▸ What the exercise asks: Look through the lines and report how many include the word "Count", giving nothing but the number.
● ● ● ● ● ● ●
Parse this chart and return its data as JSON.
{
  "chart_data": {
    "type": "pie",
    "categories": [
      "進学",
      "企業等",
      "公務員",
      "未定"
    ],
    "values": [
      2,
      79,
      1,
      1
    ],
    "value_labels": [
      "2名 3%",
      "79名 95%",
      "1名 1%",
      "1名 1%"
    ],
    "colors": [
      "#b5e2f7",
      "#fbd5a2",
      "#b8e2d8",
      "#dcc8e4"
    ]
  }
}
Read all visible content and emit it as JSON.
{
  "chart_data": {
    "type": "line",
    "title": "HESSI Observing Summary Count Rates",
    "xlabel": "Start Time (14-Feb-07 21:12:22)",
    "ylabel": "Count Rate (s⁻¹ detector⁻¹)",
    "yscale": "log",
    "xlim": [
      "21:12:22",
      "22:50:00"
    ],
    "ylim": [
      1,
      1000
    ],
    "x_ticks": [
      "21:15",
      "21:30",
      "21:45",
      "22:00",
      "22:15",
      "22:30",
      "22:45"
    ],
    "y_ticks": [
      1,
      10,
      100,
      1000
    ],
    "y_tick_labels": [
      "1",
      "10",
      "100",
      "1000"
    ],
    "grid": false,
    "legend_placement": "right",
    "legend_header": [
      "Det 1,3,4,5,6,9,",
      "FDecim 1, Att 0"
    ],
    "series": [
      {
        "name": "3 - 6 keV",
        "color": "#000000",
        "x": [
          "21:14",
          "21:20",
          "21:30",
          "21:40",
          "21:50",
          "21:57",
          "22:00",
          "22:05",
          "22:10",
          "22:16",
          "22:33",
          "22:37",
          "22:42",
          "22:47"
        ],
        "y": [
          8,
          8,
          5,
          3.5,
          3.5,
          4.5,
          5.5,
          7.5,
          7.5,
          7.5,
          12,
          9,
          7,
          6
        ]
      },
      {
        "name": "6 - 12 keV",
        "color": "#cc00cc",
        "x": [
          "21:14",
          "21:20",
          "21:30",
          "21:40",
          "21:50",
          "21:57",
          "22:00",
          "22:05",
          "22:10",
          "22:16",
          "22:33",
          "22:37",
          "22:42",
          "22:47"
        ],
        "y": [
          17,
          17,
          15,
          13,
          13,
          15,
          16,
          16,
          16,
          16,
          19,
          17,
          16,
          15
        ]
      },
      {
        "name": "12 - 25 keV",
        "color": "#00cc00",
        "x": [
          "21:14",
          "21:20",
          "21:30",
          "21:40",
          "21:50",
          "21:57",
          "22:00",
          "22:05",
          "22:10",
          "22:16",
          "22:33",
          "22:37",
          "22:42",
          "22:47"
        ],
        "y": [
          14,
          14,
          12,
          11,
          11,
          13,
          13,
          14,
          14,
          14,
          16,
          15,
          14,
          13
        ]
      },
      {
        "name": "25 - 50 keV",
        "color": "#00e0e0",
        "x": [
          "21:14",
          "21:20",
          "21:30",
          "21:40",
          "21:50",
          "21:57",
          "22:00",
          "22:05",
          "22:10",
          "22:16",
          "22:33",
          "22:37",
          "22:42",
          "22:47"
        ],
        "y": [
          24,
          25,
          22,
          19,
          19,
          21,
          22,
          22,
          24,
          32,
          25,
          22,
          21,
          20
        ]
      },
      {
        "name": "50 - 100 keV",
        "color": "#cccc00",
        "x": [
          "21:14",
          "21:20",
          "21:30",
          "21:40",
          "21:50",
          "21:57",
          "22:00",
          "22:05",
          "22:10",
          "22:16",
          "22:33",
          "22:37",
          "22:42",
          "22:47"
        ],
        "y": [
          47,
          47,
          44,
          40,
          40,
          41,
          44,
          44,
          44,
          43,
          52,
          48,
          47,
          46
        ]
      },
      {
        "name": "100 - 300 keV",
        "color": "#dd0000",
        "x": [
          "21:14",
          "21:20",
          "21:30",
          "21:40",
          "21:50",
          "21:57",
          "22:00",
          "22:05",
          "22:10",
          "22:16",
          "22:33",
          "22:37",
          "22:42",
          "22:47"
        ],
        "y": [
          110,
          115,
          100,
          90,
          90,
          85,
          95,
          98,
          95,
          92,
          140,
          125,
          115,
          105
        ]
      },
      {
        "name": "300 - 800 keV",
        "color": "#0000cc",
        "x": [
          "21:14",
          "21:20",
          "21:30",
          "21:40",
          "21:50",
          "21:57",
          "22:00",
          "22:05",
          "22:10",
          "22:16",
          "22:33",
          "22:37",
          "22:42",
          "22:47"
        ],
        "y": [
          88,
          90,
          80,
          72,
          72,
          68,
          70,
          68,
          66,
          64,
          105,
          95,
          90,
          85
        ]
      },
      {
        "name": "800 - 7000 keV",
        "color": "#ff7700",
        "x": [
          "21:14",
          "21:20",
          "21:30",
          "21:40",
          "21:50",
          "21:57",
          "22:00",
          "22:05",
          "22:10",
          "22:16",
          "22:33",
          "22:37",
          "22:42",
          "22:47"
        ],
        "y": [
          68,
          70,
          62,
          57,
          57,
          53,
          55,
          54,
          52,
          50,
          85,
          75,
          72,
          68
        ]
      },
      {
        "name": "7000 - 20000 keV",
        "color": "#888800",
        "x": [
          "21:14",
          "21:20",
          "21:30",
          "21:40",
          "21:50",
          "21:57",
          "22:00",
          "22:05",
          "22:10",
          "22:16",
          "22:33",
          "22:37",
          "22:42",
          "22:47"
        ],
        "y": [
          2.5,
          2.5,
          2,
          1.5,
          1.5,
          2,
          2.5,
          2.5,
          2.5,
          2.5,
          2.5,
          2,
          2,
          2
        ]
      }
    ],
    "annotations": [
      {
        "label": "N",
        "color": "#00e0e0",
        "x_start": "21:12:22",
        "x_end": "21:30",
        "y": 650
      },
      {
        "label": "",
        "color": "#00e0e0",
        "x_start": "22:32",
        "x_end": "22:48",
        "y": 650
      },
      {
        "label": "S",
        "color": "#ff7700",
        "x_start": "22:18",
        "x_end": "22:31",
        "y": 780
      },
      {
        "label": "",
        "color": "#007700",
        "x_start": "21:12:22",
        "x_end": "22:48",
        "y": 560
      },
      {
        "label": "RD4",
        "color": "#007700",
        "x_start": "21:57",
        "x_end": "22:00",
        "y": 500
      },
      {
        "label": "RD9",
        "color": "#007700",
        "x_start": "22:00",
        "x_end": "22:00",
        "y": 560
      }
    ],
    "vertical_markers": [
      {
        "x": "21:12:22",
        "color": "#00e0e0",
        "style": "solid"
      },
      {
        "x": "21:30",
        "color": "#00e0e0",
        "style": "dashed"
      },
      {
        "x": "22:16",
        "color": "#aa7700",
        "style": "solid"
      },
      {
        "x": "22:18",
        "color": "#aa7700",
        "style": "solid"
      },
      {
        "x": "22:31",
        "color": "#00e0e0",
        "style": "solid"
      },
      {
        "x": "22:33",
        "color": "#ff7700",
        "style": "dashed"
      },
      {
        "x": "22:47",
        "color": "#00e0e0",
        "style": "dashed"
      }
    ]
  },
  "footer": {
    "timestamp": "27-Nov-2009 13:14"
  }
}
● ● ● ● ● ● ●
▸ Result for this task: 2